Goal —
For the records below, say how many lines contain the string "Barley". Give the number only.

*** Input data ***

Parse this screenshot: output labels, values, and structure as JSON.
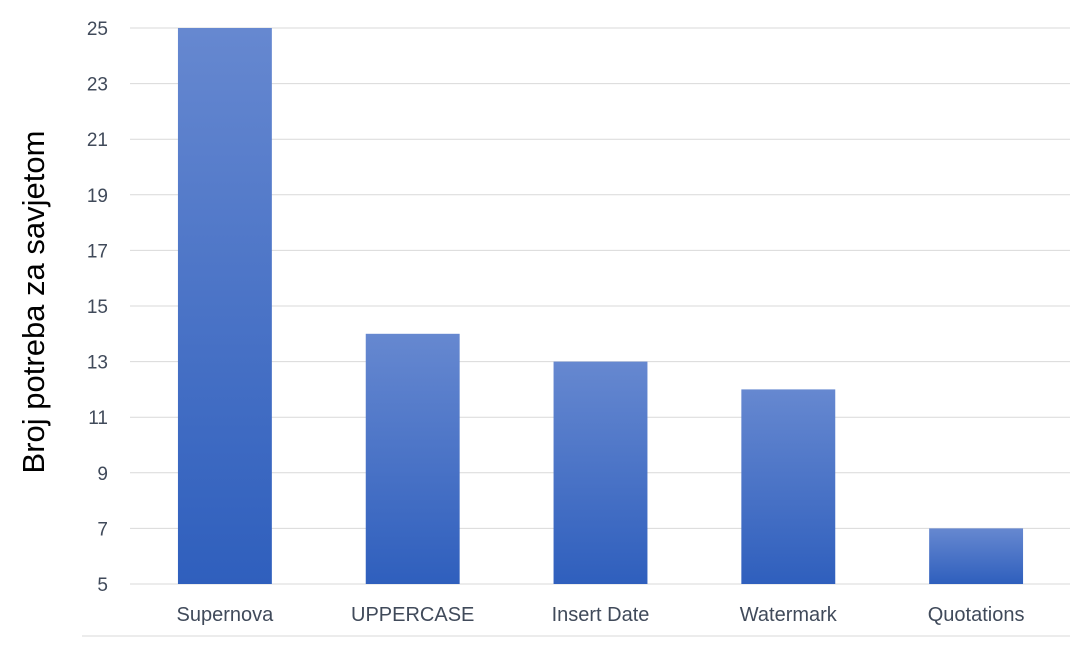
{
  "chart_data": {
    "type": "bar",
    "title": "",
    "xlabel": "",
    "ylabel": "Broj potreba za savjetom",
    "categories": [
      "Supernova",
      "UPPERCASE",
      "Insert Date",
      "Watermark",
      "Quotations"
    ],
    "values": [
      25,
      14,
      13,
      12,
      7
    ],
    "ylim": [
      5,
      25
    ],
    "yticks": [
      "5",
      "7",
      "9",
      "11",
      "13",
      "15",
      "17",
      "19",
      "21",
      "23",
      "25"
    ],
    "grid": true,
    "legend": "none",
    "colors": {
      "bar_top": "#6688d0",
      "bar_bottom": "#2f5fbd"
    }
  }
}
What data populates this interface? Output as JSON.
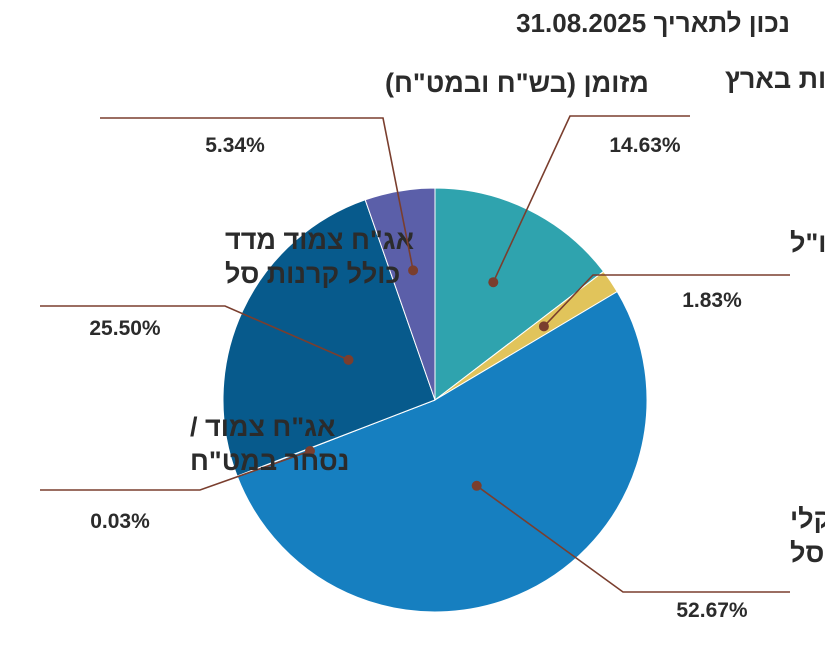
{
  "chart_data": {
    "type": "pie",
    "title": "נכון לתאריך 31.08.2025",
    "slices": [
      {
        "label_lines": [
          "מניות בארץ"
        ],
        "value": 14.63,
        "value_label": "14.63%",
        "color": "#2fa3ae"
      },
      {
        "label_lines": [
          "מניות בחו\"ל"
        ],
        "value": 1.83,
        "value_label": "1.83%",
        "color": "#e1c45b"
      },
      {
        "label_lines": [
          "אג\"ח שקלי",
          "כולל קרנות סל"
        ],
        "value": 52.67,
        "value_label": "52.67%",
        "color": "#167fc0"
      },
      {
        "label_lines": [
          "אג\"ח צמוד /",
          "נסחר במט\"ח"
        ],
        "value": 0.03,
        "value_label": "0.03%",
        "color": "#167fc0"
      },
      {
        "label_lines": [
          "אג\"ח צמוד מדד",
          "כולל קרנות סל"
        ],
        "value": 25.5,
        "value_label": "25.50%",
        "color": "#075a8c"
      },
      {
        "label_lines": [
          "מזומן (בש\"ח ובמט\"ח)"
        ],
        "value": 5.34,
        "value_label": "5.34%",
        "color": "#5b5fa9"
      }
    ],
    "start_angle_deg": 0,
    "direction": "clockwise"
  }
}
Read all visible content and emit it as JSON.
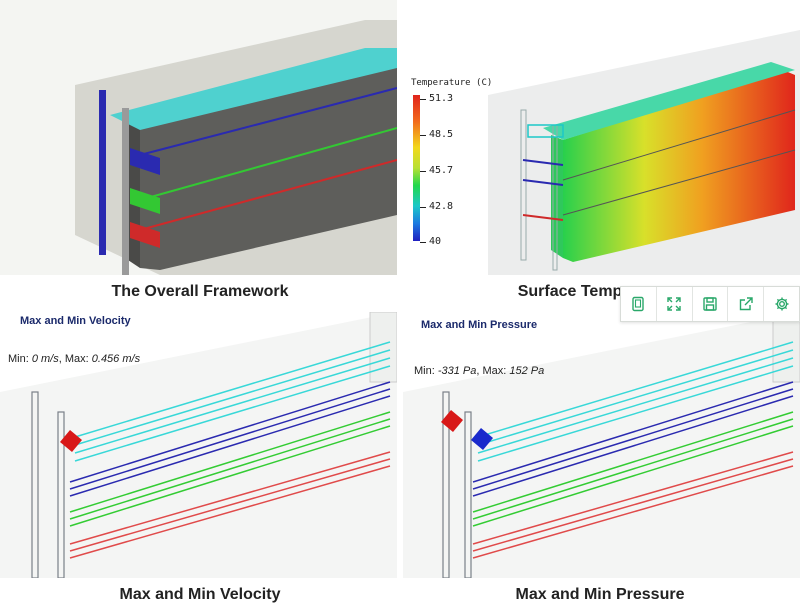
{
  "panels": {
    "overall": {
      "caption": "The Overall Framework"
    },
    "surface": {
      "caption": "Surface Temp",
      "legend": {
        "title": "Temperature (C)",
        "ticks": [
          "51.3",
          "48.5",
          "45.7",
          "42.8",
          "40"
        ]
      }
    },
    "velocity": {
      "caption": "Max and Min Velocity",
      "title": "Max and Min Velocity",
      "min_label": "Min: ",
      "min_value": "0 m/s",
      "max_label": ", Max: ",
      "max_value": "0.456 m/s"
    },
    "pressure": {
      "caption": "Max and Min Pressure",
      "title": "Max and Min Pressure",
      "min_label": "Min: ",
      "min_value": "-331 Pa",
      "max_label": ", Max: ",
      "max_value": "152 Pa"
    }
  },
  "toolbar": {
    "buttons": [
      {
        "icon": "tablet-icon"
      },
      {
        "icon": "fullscreen-icon"
      },
      {
        "icon": "save-icon"
      },
      {
        "icon": "share-icon"
      },
      {
        "icon": "gear-icon"
      }
    ],
    "icon_color": "#2aa86a"
  }
}
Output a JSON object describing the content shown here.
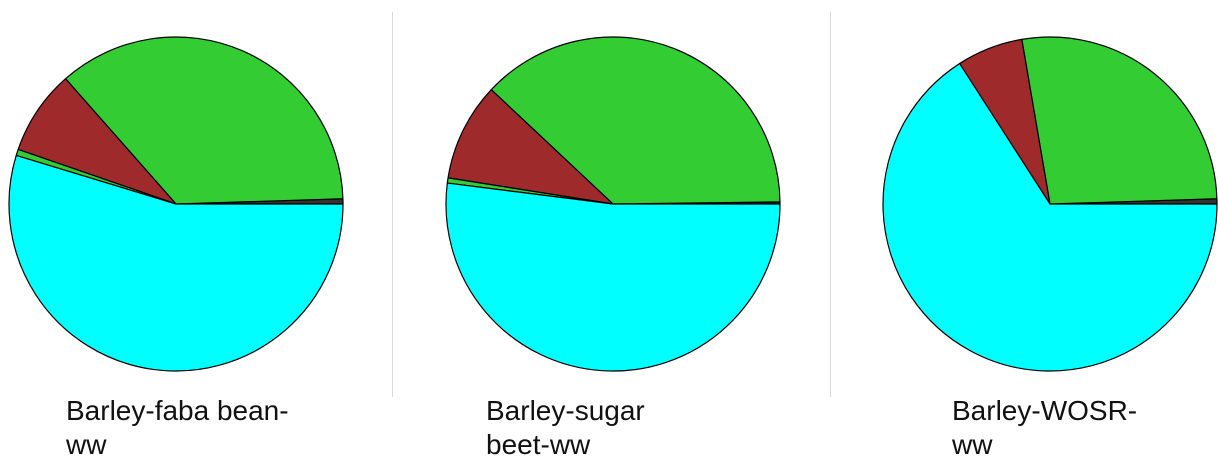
{
  "chart_data": [
    {
      "type": "pie",
      "label": "Barley-faba bean-ww",
      "caption_lines": [
        "Barley-faba bean-",
        "ww"
      ],
      "slices": [
        {
          "color": "#333333",
          "value": 0.5
        },
        {
          "color": "#33cc33",
          "value": 36.0
        },
        {
          "color": "#9e2a2b",
          "value": 8.2
        },
        {
          "color": "#33cc33",
          "value": 0.6
        },
        {
          "color": "#00ffff",
          "value": 54.7
        }
      ]
    },
    {
      "type": "pie",
      "label": "Barley-sugar beet-ww",
      "caption_lines": [
        "Barley-sugar",
        "beet-ww"
      ],
      "slices": [
        {
          "color": "#333333",
          "value": 0.2
        },
        {
          "color": "#33cc33",
          "value": 37.8
        },
        {
          "color": "#9e2a2b",
          "value": 9.5
        },
        {
          "color": "#33cc33",
          "value": 0.5
        },
        {
          "color": "#00ffff",
          "value": 52.0
        }
      ]
    },
    {
      "type": "pie",
      "label": "Barley-WOSR-ww",
      "caption_lines": [
        "Barley-WOSR-",
        "ww"
      ],
      "slices": [
        {
          "color": "#333333",
          "value": 0.5
        },
        {
          "color": "#33cc33",
          "value": 27.2
        },
        {
          "color": "#9e2a2b",
          "value": 6.4
        },
        {
          "color": "#00ffff",
          "value": 65.9
        }
      ]
    }
  ]
}
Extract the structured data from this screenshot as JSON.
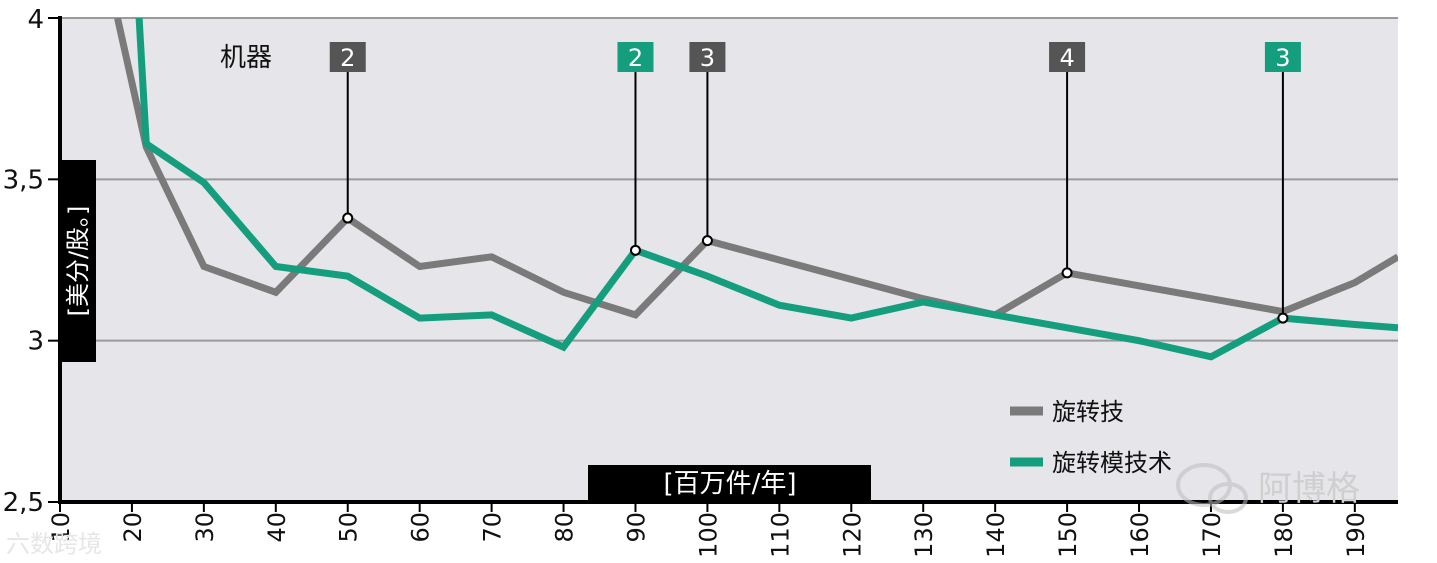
{
  "chart_data": {
    "type": "line",
    "y_axis_label": "[美分/股。]",
    "x_axis_label": "[百万件/年]",
    "top_left_label": "机器",
    "ylim": [
      2.5,
      4
    ],
    "xlim": [
      10,
      196
    ],
    "y_ticks": [
      "2,5",
      "3",
      "3,5",
      "4"
    ],
    "y_tick_values": [
      2.5,
      3,
      3.5,
      4
    ],
    "x_ticks": [
      "10",
      "20",
      "30",
      "40",
      "50",
      "60",
      "70",
      "80",
      "90",
      "100",
      "110",
      "120",
      "130",
      "140",
      "150",
      "160",
      "170",
      "180",
      "190"
    ],
    "grid": true,
    "legend_position": "bottom-right",
    "series": [
      {
        "name": "旋转技",
        "color": "#7a7a7a",
        "x": [
          18,
          22,
          30,
          40,
          50,
          60,
          70,
          80,
          90,
          100,
          110,
          120,
          130,
          140,
          150,
          160,
          170,
          180,
          190,
          196
        ],
        "y": [
          4.0,
          3.6,
          3.23,
          3.15,
          3.38,
          3.23,
          3.26,
          3.15,
          3.08,
          3.31,
          3.25,
          3.19,
          3.13,
          3.08,
          3.21,
          3.17,
          3.13,
          3.09,
          3.18,
          3.26
        ]
      },
      {
        "name": "旋转模技术",
        "color": "#159e7e",
        "x": [
          21,
          22,
          30,
          40,
          50,
          60,
          70,
          80,
          90,
          100,
          110,
          120,
          130,
          140,
          150,
          160,
          170,
          180,
          190,
          196
        ],
        "y": [
          4.0,
          3.61,
          3.49,
          3.23,
          3.2,
          3.07,
          3.08,
          2.98,
          3.28,
          3.2,
          3.11,
          3.07,
          3.12,
          3.08,
          3.04,
          3.0,
          2.95,
          3.07,
          3.05,
          3.04
        ]
      }
    ],
    "annotations": [
      {
        "label": "2",
        "series": 0,
        "x": 50,
        "y": 3.38
      },
      {
        "label": "2",
        "series": 1,
        "x": 90,
        "y": 3.28
      },
      {
        "label": "3",
        "series": 0,
        "x": 100,
        "y": 3.31
      },
      {
        "label": "4",
        "series": 0,
        "x": 150,
        "y": 3.21
      },
      {
        "label": "3",
        "series": 1,
        "x": 180,
        "y": 3.07
      }
    ]
  },
  "watermark": {
    "right_text": "阿博格",
    "bottom_left_text": "六数跨境"
  }
}
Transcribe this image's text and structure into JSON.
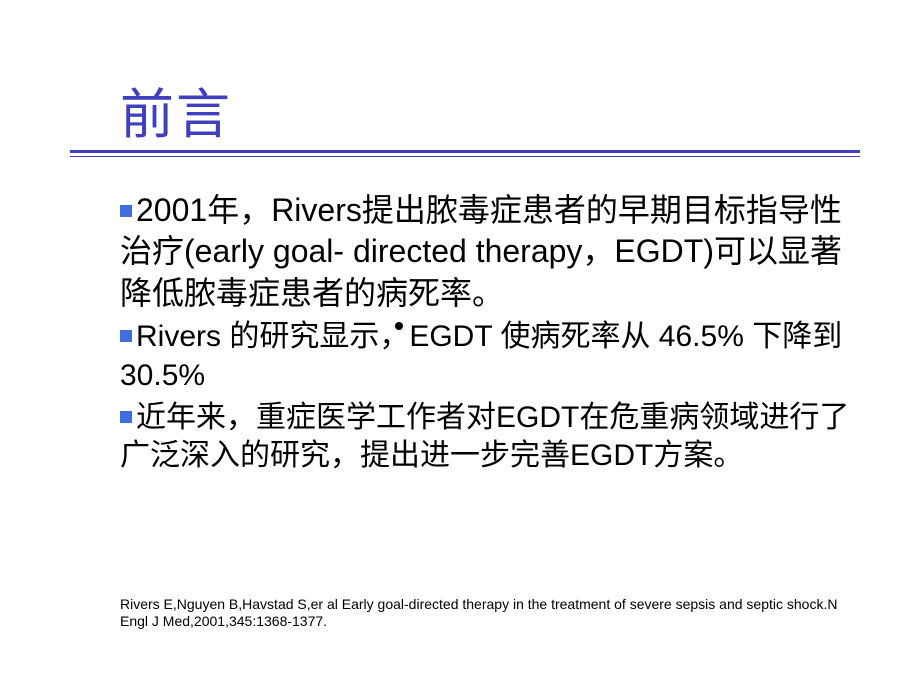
{
  "slide": {
    "title": "前言",
    "title_color": "#3f3fbf",
    "underline_color": "#3f3fbf",
    "bullet_color": "#3f6fdf",
    "text_color": "#000000",
    "background": "#ffffff",
    "bullets": [
      {
        "text": "2001年，Rivers提出脓毒症患者的早期目标指导性治疗(early goal- directed therapy，EGDT)可以显著降低脓毒症患者的病死率。",
        "first_word_large": true
      },
      {
        "text": "Rivers 的研究显示，EGDT 使病死率从 46.5% 下降到 30.5%"
      },
      {
        "text": "近年来，重症医学工作者对EGDT在危重病领域进行了广泛深入的研究，提出进一步完善EGDT方案。"
      }
    ],
    "citation": "Rivers E,Nguyen B,Havstad S,er al Early goal-directed therapy in the treatment of severe sepsis and septic shock.N Engl J Med,2001,345:1368-1377."
  }
}
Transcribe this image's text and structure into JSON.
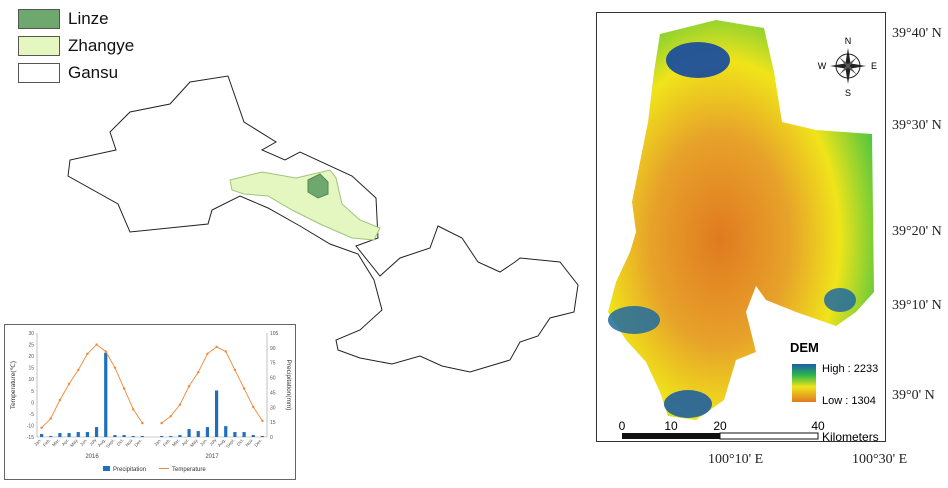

***

Full response —
6